* _Exercise aim_:
Reproduce everything from the line containing "grandchild-relation: petit-fils; (887, 261, 990, 287)" down to the line containing "spouse-relation: son épouse;", switching "épouse" to "compagne" and leaving everything else unchanged.

Coordinate annotation entries
———

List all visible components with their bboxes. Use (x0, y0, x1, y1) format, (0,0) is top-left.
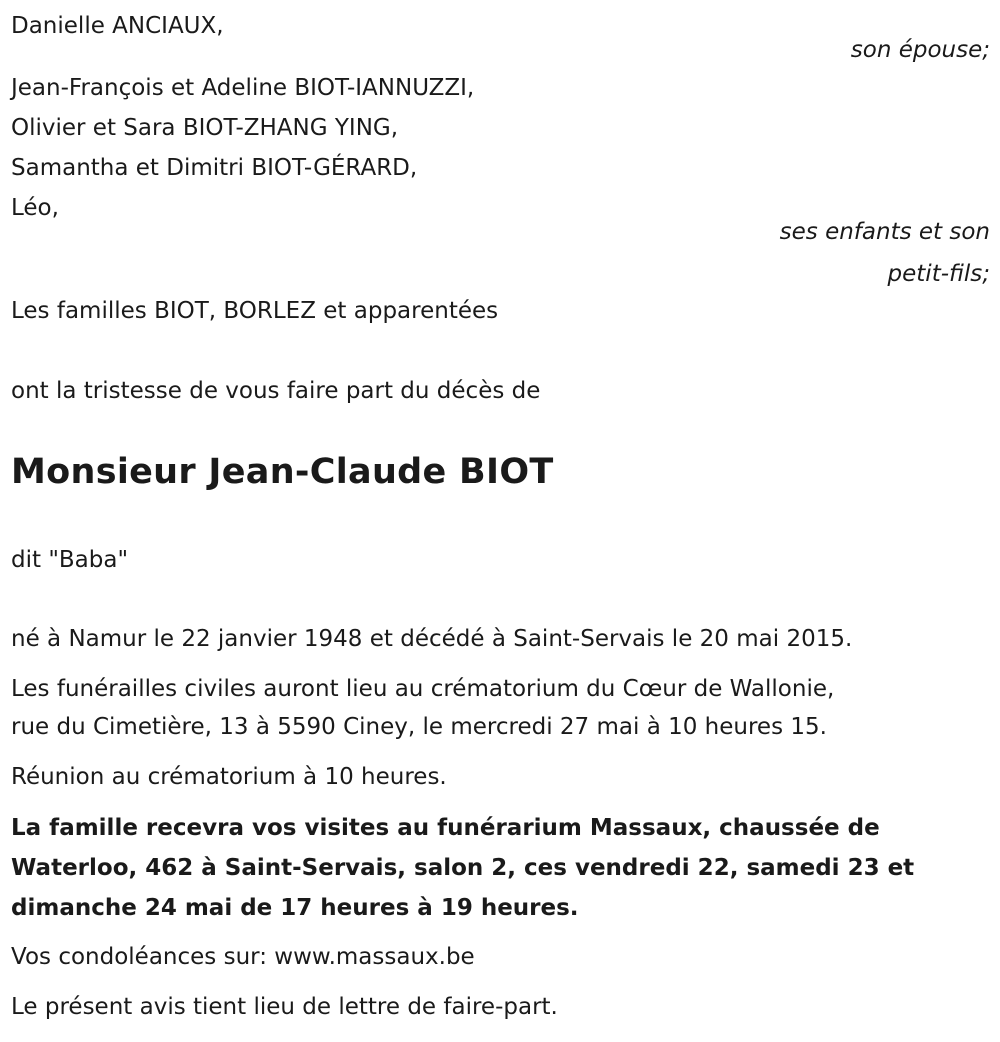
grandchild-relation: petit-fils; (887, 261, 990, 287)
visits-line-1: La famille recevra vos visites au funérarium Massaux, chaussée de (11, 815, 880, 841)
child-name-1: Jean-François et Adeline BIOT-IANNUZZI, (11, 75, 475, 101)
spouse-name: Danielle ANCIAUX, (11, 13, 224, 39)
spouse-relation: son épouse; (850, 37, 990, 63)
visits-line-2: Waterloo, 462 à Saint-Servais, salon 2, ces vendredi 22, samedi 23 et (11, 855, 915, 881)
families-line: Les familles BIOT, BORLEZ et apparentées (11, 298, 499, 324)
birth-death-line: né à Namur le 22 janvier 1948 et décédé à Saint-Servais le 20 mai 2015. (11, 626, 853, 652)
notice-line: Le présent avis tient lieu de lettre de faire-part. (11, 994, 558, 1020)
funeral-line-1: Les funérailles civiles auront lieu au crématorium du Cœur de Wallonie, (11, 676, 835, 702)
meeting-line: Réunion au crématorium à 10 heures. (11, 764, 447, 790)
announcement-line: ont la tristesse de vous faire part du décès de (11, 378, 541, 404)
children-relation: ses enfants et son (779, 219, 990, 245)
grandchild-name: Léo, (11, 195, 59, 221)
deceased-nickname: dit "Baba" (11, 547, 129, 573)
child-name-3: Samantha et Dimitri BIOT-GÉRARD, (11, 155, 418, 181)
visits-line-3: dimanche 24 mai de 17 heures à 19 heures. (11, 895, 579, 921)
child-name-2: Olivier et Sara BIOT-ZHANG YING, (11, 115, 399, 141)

———

* _Response_:
grandchild-relation: petit-fils; (887, 261, 990, 287)
visits-line-1: La famille recevra vos visites au funérarium Massaux, chaussée de (11, 815, 880, 841)
child-name-1: Jean-François et Adeline BIOT-IANNUZZI, (11, 75, 475, 101)
spouse-name: Danielle ANCIAUX, (11, 13, 224, 39)
spouse-relation: son compagne; (850, 37, 990, 63)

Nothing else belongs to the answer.